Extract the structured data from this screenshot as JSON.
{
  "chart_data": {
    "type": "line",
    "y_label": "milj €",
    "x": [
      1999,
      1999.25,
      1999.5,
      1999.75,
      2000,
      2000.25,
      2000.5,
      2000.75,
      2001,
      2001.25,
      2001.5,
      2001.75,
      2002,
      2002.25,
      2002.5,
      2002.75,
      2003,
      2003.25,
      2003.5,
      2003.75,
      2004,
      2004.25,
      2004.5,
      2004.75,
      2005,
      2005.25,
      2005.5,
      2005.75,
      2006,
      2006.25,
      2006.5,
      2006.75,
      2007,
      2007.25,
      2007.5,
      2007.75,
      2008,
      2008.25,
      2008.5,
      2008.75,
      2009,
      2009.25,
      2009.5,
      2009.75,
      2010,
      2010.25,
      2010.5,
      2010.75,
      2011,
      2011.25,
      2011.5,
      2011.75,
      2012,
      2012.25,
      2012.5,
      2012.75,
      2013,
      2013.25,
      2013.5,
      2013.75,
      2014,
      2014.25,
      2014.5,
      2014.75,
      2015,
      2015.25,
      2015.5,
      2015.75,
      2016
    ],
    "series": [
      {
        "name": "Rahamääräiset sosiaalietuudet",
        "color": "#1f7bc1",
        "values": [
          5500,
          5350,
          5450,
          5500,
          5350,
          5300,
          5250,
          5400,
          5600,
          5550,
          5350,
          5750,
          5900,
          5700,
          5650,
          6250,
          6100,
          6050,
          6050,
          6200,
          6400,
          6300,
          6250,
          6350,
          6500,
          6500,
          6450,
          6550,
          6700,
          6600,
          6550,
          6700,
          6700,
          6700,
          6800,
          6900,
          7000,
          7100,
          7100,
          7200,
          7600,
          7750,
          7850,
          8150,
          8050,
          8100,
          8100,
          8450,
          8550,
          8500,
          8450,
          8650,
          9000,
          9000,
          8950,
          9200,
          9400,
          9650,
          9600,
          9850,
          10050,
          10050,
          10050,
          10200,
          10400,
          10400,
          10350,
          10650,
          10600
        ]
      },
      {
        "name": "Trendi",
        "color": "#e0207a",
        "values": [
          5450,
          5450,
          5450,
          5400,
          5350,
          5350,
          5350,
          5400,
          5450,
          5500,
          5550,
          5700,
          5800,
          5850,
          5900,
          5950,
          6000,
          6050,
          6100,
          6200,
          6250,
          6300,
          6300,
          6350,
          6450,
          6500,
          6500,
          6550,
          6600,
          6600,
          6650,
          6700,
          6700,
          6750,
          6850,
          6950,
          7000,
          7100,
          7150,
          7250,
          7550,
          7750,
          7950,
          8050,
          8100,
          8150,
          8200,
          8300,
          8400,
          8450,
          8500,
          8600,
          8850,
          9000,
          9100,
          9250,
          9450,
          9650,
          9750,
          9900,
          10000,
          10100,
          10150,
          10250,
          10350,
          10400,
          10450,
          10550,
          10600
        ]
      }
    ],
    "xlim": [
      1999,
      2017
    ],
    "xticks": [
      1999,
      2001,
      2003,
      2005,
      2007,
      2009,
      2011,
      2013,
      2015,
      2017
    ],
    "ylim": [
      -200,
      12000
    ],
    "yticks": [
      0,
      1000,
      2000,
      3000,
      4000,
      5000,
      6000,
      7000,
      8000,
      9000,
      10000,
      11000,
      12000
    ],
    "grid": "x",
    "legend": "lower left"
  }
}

§ Problem requirements
Across the data above, how many lines include the word "name"? Give only the count.

§ Completed task
2